EXTRACTO DE PÁGINA:
-=-=-=-=-
La democracia convertida en antropología. Parte III: ¿hay una ética democrática?

Cuando no hay un Dios por encima de la democracia al que rendir cuentas cuando se apaga el día, ¿qué sentido tiene cumplir normas?

Cuando la democracia constituye el nuevo modelo antropológico, los cimientos de la ética se resquebrajan o, al menos, se ven sometidos a una honda reconfiguración. Aunque, antes de avanzar por este derrotero, demos un paso atrás y reconsideremos qué definición podemos dar a «democrático».

Imaginemos que «democrático» es algo parecido a «liberal», en el sentido de «magnánimo», y se refiere más a un talante que a una forma de configurar o aprehender la naturaleza de las cosas. De esta manera, una «educación democrática» sería aquella que procurase llegar a toda la población, sin acepción de personas. No sería, por tanto, un sistema docente basado en que la mayoría decida lo que se imparte, cómo se imparte, o si las niñas y los niños han de jugar juntos y, en consecuencia, debe desaparecer del patio toda zona donde los varoncitos puedan dedicarse a dar balonazos. Esta «educación democrática» —sin encomendar su gobierno a la opinión mayoritaria— se centraría en el esfuerzo que todos deben aplicar —con independencia de su extracción social o su origen— para alcanzar la excelencia académica. Aquí, como cabe observarse, entran dos conceptos que requieren de un equilibrio —en ocasiones, bastante dinámico—, y esos dos conceptos son: «todos» y «excelencia».
-=-=-=-=-
Extracto de un conjunto de datos:
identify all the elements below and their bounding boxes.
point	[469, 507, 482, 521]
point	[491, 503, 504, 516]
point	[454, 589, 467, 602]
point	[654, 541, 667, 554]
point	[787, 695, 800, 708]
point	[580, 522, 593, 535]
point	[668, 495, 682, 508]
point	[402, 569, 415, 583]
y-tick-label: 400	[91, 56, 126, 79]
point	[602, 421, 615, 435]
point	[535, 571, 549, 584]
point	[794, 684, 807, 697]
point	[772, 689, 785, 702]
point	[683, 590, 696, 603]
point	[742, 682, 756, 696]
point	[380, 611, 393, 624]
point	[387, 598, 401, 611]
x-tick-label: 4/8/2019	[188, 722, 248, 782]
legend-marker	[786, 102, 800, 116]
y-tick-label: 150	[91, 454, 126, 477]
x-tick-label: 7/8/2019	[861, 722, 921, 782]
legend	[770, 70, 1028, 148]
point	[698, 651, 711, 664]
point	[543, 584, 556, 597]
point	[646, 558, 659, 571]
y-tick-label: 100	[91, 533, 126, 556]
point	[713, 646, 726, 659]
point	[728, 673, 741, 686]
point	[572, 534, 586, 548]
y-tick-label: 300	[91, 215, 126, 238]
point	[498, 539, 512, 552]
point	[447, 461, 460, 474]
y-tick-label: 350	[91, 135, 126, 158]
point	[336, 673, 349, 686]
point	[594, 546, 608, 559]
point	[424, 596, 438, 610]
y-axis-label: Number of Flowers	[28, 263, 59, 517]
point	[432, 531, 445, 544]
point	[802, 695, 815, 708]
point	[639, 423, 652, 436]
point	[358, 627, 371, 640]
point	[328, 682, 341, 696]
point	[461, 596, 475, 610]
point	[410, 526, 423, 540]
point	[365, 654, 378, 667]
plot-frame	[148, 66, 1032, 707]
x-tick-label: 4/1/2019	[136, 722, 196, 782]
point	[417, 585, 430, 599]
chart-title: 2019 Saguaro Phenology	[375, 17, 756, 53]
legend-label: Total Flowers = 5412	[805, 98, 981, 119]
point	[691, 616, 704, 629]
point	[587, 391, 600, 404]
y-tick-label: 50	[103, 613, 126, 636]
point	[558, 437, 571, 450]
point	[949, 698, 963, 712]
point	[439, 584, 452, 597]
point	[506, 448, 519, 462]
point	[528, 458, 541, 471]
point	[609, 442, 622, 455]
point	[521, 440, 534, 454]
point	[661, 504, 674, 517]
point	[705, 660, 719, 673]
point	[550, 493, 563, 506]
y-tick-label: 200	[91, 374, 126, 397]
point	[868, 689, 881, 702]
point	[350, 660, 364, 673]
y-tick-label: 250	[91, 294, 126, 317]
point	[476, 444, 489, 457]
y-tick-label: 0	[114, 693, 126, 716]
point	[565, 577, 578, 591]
-=-=-=-=-
TRABAJO REQUERIDO:
Indica, por favor, si cada afirmación concuerda con el extracto sobre la democracia, con sí o no y las palabras exactas del extracto que lo deciden.
1. La «educación democrática» descrita deja su gobierno en manos de la opinión mayoritaria.
2. La «educación democrática» procuraría llegar a toda la población.
3. Los dos conceptos que requieren equilibrio son «todos» y «excelencia».
Responde solo con lo que dice el extracto.

RESPUESTA:
1. No: «sin encomendar su gobierno a la opinión mayoritaria».
2. Sí: «aquella que procurase llegar a toda la población, sin acepción de personas».
3. Sí: "esos dos conceptos son: «todos» y «excelencia»".